-- WHAT THE EXERCISE ASKS --
Locate every line that holds the string "object" and copy it.
★ ★ ★
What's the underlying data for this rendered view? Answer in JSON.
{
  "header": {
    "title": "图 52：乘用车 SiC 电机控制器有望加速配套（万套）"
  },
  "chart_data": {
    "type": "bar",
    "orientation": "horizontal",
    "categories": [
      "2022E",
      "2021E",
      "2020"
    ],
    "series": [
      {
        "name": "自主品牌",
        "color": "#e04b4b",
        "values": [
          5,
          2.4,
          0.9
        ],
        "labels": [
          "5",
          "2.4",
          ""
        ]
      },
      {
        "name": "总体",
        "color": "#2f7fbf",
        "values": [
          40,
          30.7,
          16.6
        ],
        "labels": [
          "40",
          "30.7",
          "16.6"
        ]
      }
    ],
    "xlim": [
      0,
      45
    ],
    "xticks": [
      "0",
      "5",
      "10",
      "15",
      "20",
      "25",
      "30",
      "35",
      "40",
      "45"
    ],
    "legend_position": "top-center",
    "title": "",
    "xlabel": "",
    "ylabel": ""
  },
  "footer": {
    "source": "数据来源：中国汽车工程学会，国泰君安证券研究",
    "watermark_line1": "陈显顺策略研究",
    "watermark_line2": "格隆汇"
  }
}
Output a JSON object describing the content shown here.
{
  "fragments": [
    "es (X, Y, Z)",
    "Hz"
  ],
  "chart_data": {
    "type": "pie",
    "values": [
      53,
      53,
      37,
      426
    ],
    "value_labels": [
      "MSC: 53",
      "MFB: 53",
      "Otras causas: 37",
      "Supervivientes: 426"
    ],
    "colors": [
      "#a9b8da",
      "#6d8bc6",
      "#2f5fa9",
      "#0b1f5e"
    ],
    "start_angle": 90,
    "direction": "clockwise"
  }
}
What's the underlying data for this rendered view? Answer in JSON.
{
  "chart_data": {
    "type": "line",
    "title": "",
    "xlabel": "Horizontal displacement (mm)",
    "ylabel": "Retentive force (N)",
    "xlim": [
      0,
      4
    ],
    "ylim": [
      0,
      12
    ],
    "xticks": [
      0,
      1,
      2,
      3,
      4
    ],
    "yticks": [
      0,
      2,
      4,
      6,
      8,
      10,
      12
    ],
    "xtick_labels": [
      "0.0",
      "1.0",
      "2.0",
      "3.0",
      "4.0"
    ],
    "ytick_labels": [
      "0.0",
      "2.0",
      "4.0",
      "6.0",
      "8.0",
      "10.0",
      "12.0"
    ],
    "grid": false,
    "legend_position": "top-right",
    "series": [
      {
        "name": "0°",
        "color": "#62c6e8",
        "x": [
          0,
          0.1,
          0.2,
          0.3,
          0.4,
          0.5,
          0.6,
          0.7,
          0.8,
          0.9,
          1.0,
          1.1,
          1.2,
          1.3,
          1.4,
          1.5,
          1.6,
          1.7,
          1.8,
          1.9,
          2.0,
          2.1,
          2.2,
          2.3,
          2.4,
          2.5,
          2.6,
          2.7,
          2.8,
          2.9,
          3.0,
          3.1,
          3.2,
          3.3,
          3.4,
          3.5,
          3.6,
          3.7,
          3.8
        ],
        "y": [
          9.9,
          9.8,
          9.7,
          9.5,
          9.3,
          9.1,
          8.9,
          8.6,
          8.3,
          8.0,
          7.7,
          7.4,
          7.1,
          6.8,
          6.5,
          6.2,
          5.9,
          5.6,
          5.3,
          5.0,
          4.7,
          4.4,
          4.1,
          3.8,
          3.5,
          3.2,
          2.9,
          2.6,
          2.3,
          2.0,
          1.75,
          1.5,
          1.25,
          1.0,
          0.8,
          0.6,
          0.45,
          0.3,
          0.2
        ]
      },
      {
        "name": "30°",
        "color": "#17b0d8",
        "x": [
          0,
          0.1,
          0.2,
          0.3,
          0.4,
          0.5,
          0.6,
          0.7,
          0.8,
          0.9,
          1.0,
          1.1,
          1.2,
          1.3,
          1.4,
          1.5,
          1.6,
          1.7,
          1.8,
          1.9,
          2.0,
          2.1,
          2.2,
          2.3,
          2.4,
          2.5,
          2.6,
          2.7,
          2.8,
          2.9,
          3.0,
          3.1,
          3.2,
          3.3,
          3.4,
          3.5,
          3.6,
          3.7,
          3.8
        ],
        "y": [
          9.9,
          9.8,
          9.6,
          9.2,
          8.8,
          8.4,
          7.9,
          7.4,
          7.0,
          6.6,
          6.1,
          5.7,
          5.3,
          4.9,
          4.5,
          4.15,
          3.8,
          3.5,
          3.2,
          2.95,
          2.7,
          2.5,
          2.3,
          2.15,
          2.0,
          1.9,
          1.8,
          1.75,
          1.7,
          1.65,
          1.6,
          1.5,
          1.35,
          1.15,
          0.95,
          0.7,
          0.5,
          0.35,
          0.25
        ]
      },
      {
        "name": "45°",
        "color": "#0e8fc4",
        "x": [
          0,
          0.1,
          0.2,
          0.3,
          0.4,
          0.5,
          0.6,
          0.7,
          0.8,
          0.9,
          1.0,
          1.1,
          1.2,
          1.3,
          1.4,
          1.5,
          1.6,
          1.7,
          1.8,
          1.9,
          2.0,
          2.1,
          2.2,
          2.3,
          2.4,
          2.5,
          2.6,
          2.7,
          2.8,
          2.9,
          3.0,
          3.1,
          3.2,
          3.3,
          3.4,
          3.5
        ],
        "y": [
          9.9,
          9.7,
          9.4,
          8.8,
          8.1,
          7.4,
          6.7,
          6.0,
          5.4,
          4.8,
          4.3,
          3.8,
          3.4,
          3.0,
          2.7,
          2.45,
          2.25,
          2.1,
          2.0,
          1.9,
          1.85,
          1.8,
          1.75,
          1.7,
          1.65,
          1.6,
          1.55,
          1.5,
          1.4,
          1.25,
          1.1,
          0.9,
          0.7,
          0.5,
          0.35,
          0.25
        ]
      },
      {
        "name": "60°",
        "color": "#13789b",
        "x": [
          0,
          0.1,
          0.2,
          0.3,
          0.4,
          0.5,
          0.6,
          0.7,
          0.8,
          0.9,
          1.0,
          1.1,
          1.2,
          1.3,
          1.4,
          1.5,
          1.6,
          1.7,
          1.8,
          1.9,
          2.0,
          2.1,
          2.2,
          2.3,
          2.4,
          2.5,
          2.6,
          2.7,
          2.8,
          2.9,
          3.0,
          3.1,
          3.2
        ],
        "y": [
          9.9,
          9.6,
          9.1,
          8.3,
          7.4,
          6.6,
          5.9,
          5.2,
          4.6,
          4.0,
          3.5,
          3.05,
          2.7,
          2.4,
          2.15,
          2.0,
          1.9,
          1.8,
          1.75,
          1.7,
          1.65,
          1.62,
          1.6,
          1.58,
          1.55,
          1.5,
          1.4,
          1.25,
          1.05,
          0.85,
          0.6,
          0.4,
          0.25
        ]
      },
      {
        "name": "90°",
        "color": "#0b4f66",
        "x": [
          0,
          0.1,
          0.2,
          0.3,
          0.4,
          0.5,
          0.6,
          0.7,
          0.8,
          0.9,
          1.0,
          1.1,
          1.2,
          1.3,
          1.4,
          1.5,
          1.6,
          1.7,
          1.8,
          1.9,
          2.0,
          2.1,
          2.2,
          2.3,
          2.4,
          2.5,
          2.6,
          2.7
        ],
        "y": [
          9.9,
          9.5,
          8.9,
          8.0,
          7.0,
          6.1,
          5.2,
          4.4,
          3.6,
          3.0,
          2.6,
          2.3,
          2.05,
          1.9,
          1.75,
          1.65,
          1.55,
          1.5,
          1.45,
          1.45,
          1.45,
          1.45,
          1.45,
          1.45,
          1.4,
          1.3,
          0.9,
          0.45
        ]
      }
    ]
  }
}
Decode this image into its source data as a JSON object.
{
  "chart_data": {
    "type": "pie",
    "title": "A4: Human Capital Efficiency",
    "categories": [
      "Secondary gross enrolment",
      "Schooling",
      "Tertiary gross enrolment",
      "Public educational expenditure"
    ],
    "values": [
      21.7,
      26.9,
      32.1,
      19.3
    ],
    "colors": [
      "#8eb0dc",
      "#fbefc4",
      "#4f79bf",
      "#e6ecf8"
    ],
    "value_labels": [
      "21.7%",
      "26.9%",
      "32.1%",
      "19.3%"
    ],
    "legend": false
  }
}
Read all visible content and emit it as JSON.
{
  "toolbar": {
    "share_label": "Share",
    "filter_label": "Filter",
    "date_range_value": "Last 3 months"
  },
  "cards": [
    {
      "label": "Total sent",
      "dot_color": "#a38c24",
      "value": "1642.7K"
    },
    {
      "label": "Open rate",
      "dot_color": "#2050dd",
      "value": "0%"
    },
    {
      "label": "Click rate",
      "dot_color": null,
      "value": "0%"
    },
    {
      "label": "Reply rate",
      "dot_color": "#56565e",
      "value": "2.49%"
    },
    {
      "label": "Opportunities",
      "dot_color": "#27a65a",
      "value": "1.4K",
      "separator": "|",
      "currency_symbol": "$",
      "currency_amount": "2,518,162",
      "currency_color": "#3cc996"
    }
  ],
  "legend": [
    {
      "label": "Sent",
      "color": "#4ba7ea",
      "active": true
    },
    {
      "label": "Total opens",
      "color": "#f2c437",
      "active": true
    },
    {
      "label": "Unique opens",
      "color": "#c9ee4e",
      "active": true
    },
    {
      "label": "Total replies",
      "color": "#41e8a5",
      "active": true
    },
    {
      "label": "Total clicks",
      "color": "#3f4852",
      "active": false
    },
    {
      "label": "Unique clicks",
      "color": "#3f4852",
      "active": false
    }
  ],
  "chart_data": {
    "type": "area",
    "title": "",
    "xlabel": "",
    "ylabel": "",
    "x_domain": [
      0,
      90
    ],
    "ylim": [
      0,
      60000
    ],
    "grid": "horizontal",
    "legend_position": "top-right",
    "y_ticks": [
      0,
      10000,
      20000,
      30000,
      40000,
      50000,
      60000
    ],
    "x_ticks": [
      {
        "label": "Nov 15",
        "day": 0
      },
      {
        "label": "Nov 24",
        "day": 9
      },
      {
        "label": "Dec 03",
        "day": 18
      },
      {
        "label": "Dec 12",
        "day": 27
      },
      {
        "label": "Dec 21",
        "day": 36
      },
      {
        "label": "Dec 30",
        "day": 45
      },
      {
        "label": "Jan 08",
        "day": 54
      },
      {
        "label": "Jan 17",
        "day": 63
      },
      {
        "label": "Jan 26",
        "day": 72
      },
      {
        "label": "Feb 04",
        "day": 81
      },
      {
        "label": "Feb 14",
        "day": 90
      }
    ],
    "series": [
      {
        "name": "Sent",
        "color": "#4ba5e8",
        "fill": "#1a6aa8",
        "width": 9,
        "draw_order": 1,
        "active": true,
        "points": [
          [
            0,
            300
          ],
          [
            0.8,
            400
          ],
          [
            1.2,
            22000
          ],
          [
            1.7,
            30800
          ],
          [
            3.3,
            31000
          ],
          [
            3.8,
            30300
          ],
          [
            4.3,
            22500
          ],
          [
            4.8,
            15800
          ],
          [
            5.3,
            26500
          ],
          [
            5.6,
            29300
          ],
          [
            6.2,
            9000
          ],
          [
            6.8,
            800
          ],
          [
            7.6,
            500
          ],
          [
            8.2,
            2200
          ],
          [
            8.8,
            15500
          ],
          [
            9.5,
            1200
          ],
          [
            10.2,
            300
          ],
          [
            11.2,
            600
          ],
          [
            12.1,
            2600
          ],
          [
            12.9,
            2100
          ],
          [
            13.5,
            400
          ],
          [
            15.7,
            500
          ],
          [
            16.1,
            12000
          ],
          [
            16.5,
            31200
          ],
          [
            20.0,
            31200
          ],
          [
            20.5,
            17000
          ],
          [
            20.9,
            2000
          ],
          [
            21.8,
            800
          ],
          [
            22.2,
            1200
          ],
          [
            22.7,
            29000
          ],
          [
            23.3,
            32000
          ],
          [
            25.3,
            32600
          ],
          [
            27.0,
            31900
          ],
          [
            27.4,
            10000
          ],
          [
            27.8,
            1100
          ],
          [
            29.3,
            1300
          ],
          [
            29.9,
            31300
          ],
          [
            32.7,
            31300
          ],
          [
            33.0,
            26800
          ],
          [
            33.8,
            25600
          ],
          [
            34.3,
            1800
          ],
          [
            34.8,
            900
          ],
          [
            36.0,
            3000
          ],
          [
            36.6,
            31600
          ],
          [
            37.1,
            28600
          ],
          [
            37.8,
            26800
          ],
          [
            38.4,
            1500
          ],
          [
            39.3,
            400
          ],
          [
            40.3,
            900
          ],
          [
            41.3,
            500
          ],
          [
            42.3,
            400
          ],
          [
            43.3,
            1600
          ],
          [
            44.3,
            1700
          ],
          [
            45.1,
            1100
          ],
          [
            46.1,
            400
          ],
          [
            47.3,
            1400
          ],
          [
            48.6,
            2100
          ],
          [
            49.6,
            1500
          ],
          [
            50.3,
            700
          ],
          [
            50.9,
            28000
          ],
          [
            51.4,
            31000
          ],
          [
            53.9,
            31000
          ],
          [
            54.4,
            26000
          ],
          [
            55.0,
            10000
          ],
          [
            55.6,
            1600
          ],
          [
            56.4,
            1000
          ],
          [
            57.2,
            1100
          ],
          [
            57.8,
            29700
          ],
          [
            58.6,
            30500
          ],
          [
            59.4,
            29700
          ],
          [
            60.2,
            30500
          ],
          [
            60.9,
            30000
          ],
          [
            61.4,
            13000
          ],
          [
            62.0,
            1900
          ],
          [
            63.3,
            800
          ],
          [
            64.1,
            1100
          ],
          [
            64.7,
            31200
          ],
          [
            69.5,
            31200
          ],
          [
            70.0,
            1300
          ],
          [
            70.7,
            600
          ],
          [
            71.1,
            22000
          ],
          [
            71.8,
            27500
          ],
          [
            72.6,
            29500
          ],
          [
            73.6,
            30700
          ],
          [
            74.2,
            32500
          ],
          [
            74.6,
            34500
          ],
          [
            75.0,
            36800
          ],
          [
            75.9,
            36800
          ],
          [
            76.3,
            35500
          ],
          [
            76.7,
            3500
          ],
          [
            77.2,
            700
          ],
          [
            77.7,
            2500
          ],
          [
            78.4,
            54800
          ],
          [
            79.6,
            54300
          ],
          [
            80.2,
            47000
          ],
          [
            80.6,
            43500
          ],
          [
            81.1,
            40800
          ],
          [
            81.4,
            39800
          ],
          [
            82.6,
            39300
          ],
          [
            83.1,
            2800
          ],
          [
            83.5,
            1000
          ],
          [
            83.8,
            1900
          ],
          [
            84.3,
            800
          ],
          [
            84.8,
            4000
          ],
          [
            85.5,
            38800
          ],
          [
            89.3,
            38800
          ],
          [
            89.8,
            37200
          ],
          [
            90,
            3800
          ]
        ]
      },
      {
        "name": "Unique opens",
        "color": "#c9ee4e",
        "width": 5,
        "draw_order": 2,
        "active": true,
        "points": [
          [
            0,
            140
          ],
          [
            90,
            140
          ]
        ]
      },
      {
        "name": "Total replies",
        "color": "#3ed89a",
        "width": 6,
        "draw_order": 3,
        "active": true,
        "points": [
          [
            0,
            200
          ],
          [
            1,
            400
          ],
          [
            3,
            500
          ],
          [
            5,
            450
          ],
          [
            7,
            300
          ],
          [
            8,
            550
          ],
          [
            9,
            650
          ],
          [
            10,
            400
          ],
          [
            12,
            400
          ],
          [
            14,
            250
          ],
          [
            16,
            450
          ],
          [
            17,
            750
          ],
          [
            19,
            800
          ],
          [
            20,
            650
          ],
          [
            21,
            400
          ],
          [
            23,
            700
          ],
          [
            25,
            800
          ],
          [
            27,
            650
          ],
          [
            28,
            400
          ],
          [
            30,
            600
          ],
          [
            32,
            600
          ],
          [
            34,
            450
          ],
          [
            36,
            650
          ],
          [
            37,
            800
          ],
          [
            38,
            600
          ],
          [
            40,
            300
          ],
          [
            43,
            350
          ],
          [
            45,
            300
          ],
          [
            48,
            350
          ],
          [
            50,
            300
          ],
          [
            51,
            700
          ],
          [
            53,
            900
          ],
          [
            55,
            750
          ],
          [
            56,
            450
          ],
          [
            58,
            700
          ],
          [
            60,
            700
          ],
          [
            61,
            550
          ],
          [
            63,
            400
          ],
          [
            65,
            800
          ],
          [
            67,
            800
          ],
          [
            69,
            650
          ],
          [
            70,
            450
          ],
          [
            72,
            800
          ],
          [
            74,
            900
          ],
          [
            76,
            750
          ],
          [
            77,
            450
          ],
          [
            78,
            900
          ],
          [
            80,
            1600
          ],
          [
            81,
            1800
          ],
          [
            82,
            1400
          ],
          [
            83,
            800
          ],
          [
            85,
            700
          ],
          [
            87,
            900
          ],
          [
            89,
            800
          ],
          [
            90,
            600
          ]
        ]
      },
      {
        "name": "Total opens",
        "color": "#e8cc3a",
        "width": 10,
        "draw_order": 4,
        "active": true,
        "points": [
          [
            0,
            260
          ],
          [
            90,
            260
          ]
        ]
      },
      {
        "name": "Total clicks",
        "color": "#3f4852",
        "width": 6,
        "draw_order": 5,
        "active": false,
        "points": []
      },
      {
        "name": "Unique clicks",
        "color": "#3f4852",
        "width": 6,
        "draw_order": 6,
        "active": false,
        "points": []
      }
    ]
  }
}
★ ★ ★
-- FINISHED ANSWER --
Output a JSON object describing the content shown here.
Decode this image into its source data as a JSON object.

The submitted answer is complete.